What you are asked to do: Report all lines holding "পরবর".

Source data:
********************
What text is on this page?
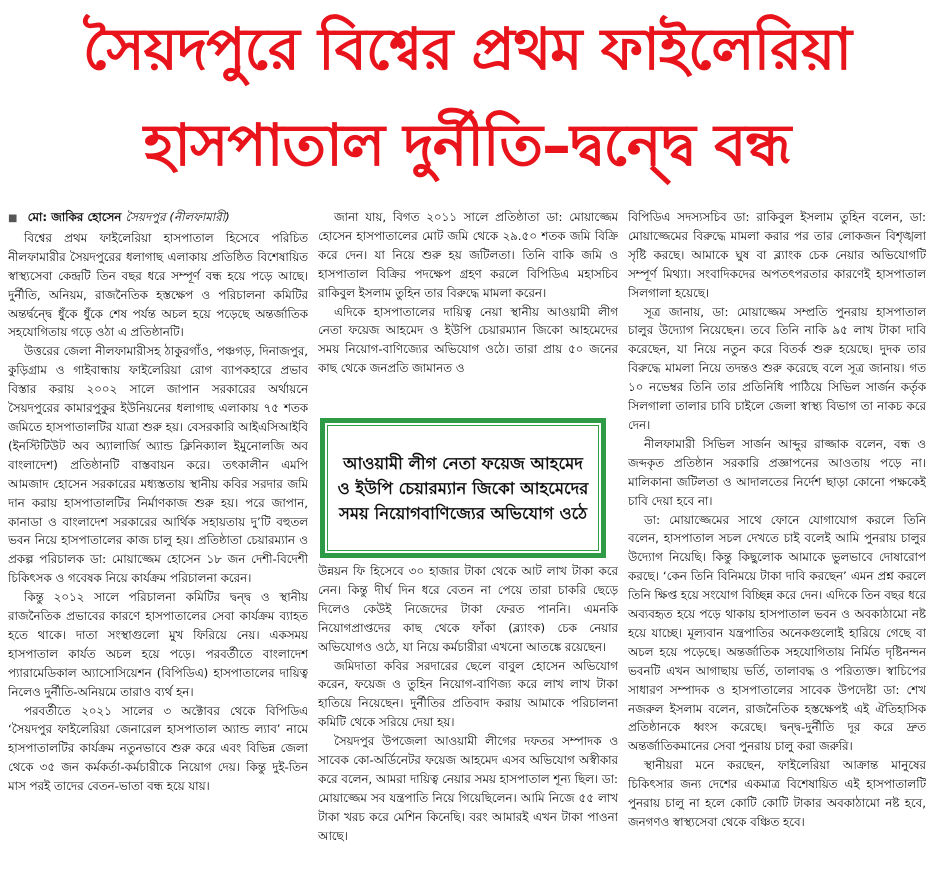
সৈয়দপুরে বিশ্বের প্রথম ফাইলেরিয়া
হাসপাতাল দুর্নীতি–দ্বন্দ্বে বন্ধ

■ মো: জাকির হোসেন সৈয়দপুর (নীলফামারী)

বিশ্বের প্রথম ফাইলেরিয়া হাসপাতাল হিসেবে পরিচিত নীলফামারীর সৈয়দপুরের ধলাগাছ এলাকায় প্রতিষ্ঠিত বিশেষায়িত স্বাস্থ্যসেবা কেন্দ্রটি তিন বছর ধরে সম্পূর্ণ বন্ধ হয়ে পড়ে আছে। দুর্নীতি, অনিয়ম, রাজনৈতিক হস্তক্ষেপ ও পরিচালনা কমিটির অন্তর্দ্বন্দ্বে ধুঁকে ধুঁকে শেষ পর্যন্ত অচল হয়ে পড়েছে অন্তর্জাতিক সহযোগিতায় গড়ে ওঠা এ প্রতিষ্ঠানটি।

উত্তরের জেলা নীলফামারীসহ ঠাকুরগাঁও, পঞ্চগড়, দিনাজপুর, কুড়িগ্রাম ও গাইবান্ধায় ফাইলেরিয়া রোগ ব্যাপকহারে প্রভাব বিস্তার করায় ২০০২ সালে জাপান সরকারের অর্থায়নে সৈয়দপুরের কামারপুকুর ইউনিয়নের ধলাগাছ এলাকায় ৭৫ শতক জমিতে হাসপাতালটির যাত্রা শুরু হয়। বেসরকারি আইএসিআইবি (ইনস্টিটিউট অব অ্যালার্জি অ্যান্ড ক্লিনিক্যাল ইমুনোলজি অব বাংলাদেশ) প্রতিষ্ঠানটি বাস্তবায়ন করে। তৎকালীন এমপি আমজাদ হোসেন সরকারের মধ্যস্ততায় স্থানীয় কবির সরদার জমি দান করায় হাসপাতালটির নির্মাণকাজ শুরু হয়। পরে জাপান, কানাডা ও বাংলাদেশ সরকারের আর্থিক সহায়তায় দু’টি বহুতল ভবন নিয়ে হাসপাতালের কাজ চালু হয়। প্রতিষ্ঠাতা চেয়ারম্যান ও প্রকল্প পরিচালক ডা: মোয়াজ্জেম হোসেন ১৮ জন দেশী-বিদেশী চিকিৎসক ও গবেষক নিয়ে কার্যক্রম পরিচালনা করেন।

কিন্তু ২০১২ সালে পরিচালনা কমিটির দ্বন্দ্ব ও স্থানীয় রাজনৈতিক প্রভাবের কারণে হাসপাতালের সেবা কার্যক্রম ব্যাহত হতে থাকে। দাতা সংস্থাগুলো মুখ ফিরিয়ে নেয়। একসময় হাসপাতাল কার্যত অচল হয়ে পড়ে। পরবর্তীতে বাংলাদেশ প্যারামেডিকাল অ্যাসোসিয়েশন (বিপিডিএ) হাসপাতালের দায়িত্ব নিলেও দুর্নীতি-অনিয়মে তারাও ব্যর্থ হন।

পরবর্তীতে ২০২১ সালের ৩ অক্টোবর থেকে বিপিডিএ ‘সৈয়দপুর ফাইলেরিয়া জেনারেল হাসপাতাল অ্যান্ড ল্যাব’ নামে হাসপাতালটির কার্যক্রম নতুনভাবে শুরু করে এবং বিভিন্ন জেলা থেকে ৩৫ জন কর্মকর্তা-কর্মচারীকে নিয়োগ দেয়। কিন্তু দুই-তিন মাস পরই তাদের বেতন-ভাতা বন্ধ হয়ে যায়।

জানা যায়, বিগত ২০১১ সালে প্রতিষ্ঠাতা ডা: মোয়াজ্জেম হোসেন হাসপাতালের মোট জমি থেকে ২৯.৫০ শতক জমি বিক্রি করে দেন। যা নিয়ে শুরু হয় জটিলতা। তিনি বাকি জমি ও হাসপাতাল বিক্রির পদক্ষেপ গ্রহণ করলে বিপিডিএ মহাসচিব রাকিবুল ইসলাম তুহিন তার বিরুদ্ধে মামলা করেন।

এদিকে হাসপাতালের দায়িত্ব নেয়া স্থানীয় আওয়ামী লীগ নেতা ফয়েজ আহমেদ ও ইউপি চেয়ারম্যান জিকো আহমেদের সময় নিয়োগ-বাণিজ্যের অভিযোগ ওঠে। তারা প্রায় ৫০ জনের কাছ থেকে জনপ্রতি জামানত ও

উন্নয়ন ফি হিসেবে ৩০ হাজার টাকা থেকে আট লাখ টাকা করে নেন। কিন্তু দীর্ঘ দিন ধরে বেতন না পেয়ে তারা চাকরি ছেড়ে দিলেও কেউই নিজেদের টাকা ফেরত পাননি। এমনকি নিয়োগপ্রাপ্তদের কাছ থেকে ফাঁকা (ব্ল্যাংক) চেক নেয়ার অভিযোগও ওঠে, যা নিয়ে কর্মচারীরা এখনো আতঙ্কে রয়েছেন।

জমিদাতা কবির সরদারের ছেলে বাবুল হোসেন অভিযোগ করেন, ফয়েজ ও তুহিন নিয়োগ-বাণিজ্য করে লাখ লাখ টাকা হাতিয়ে নিয়েছেন। দুর্নীতির প্রতিবাদ করায় আমাকে পরিচালনা কমিটি থেকে সরিয়ে দেয়া হয়।

সৈয়দপুর উপজেলা আওয়ামী লীগের দফতর সম্পাদক ও সাবেক কো-অর্ডিনেটর ফয়েজ আহমেদ এসব অভিযোগ অস্বীকার করে বলেন, আমরা দায়িত্ব নেয়ার সময় হাসপাতাল শূন্য ছিল। ডা: মোয়াজ্জেম সব যন্ত্রপাতি নিয়ে গিয়েছিলেন। আমি নিজে ৫৫ লাখ টাকা খরচ করে মেশিন কিনেছি। বরং আমারই এখন টাকা পাওনা আছে।

আওয়ামী লীগ নেতা ফয়েজ আহমেদ ও ইউপি চেয়ারম্যান জিকো আহমেদের সময় নিয়োগবাণিজ্যের অভিযোগ ওঠে

বিপিডিএ সদস্যসচিব ডা: রাকিবুল ইসলাম তুহিন বলেন, ডা: মোয়াজ্জেমের বিরুদ্ধে মামলা করার পর তার লোকজন বিশৃঙ্খলা সৃষ্টি করছে। আমাকে ঘুষ বা ব্ল্যাংক চেক নেয়ার অভিযোগটি সম্পূর্ণ মিথ্যা। সংবাদিকদের অপতৎপরতার কারণেই হাসপাতাল সিলগালা হয়েছে।

সূত্র জানায়, ডা: মোয়াজ্জেম সম্প্রতি পুনরায় হাসপাতাল চালুর উদ্যোগ নিয়েছেন। তবে তিনি নাকি ৯৫ লাখ টাকা দাবি করেছেন, যা নিয়ে নতুন করে বিতর্ক শুরু হয়েছে। দুদক তার বিরুদ্ধে মামলা নিয়ে তদন্তও শুরু করেছে বলে সূত্র জানায়। গত ১০ নভেম্বর তিনি তার প্রতিনিধি পাঠিয়ে সিভিল সার্জন কর্তৃক সিলগালা তালার চাবি চাইলে জেলা স্বাস্থ্য বিভাগ তা নাকচ করে দেন।

নীলফামারী সিভিল সার্জন আব্দুর রাজ্জাক বলেন, বন্ধ ও জব্দকৃত প্রতিষ্ঠান সরকারি প্রজ্ঞাপনের আওতায় পড়ে না। মালিকানা জটিলতা ও আদালতের নির্দেশ ছাড়া কোনো পক্ষকেই চাবি দেয়া হবে না।

ডা: মোয়াজ্জেমের সাথে ফোনে যোগাযোগ করলে তিনি বলেন, হাসপাতাল সচল দেখতে চাই বলেই আমি পুনরায় চালুর উদ্যোগ নিয়েছি। কিন্তু কিছুলোক আমাকে ভুলভাবে দোষারোপ করছে। ‘কেন তিনি বিনিময়ে টাকা দাবি করছেন’ এমন প্রশ্ন করলে তিনি ক্ষিপ্ত হয়ে সংযোগ বিচ্ছিন্ন করে দেন। এদিকে তিন বছর ধরে অব্যবহৃত হয়ে পড়ে থাকায় হাসপাতাল ভবন ও অবকাঠামো নষ্ট হয়ে যাচ্ছে। মূল্যবান যন্ত্রপাতির অনেকগুলোই হারিয়ে গেছে বা অচল হয়ে পড়েছে। অন্তর্জাতিক সহযোগিতায় নির্মিত দৃষ্টিনন্দন ভবনটি এখন আগাছায় ভর্তি, তালাবদ্ধ ও পরিত্যক্ত। স্বাচিপের সাধারণ সম্পাদক ও হাসপাতালের সাবেক উপদেষ্টা ডা: শেখ নজরুল ইসলাম বলেন, রাজনৈতিক হস্তক্ষেপই এই ঐতিহাসিক প্রতিষ্ঠানকে ধ্বংস করেছে। দ্বন্দ্ব-দুর্নীতি দূর করে দ্রুত অন্তর্জাতিকমানের সেবা পুনরায় চালু করা জরুরি।

স্থানীয়রা মনে করছেন, ফাইলেরিয়া আক্রান্ত মানুষের চিকিৎসার জন্য দেশের একমাত্র বিশেষায়িত এই হাসপাতালটি পুনরায় চালু না হলে কোটি কোটি টাকার অবকাঠামো নষ্ট হবে, জনগণও স্বাস্থ্যসেবা থেকে বঞ্চিত হবে।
********************
Exercise result:
কিন্তু ২০১২ সালে পরিচালনা কমিটির দ্বন্দ্ব ও স্থানীয় রাজনৈতিক প্রভাবের কারণে হাসপাতালের সেবা কার্যক্রম ব্যাহত হতে থাকে। দাতা সংস্থাগুলো মুখ ফিরিয়ে নেয়। একসময় হাসপাতাল কার্যত অচল হয়ে পড়ে। পরবর্তীতে বাংলাদেশ প্যারামেডিকাল অ্যাসোসিয়েশন (বিপিডিএ) হাসপাতালের দায়িত্ব নিলেও দুর্নীতি-অনিয়মে তারাও ব্যর্থ হন।
পরবর্তীতে ২০২১ সালের ৩ অক্টোবর থেকে বিপিডিএ ‘সৈয়দপুর ফাইলেরিয়া জেনারেল হাসপাতাল অ্যান্ড ল্যাব’ নামে হাসপাতালটির কার্যক্রম নতুনভাবে শুরু করে এবং বিভিন্ন জেলা থেকে ৩৫ জন কর্মকর্তা-কর্মচারীকে নিয়োগ দেয়। কিন্তু দুই-তিন মাস পরই তাদের বেতন-ভাতা বন্ধ হয়ে যায়।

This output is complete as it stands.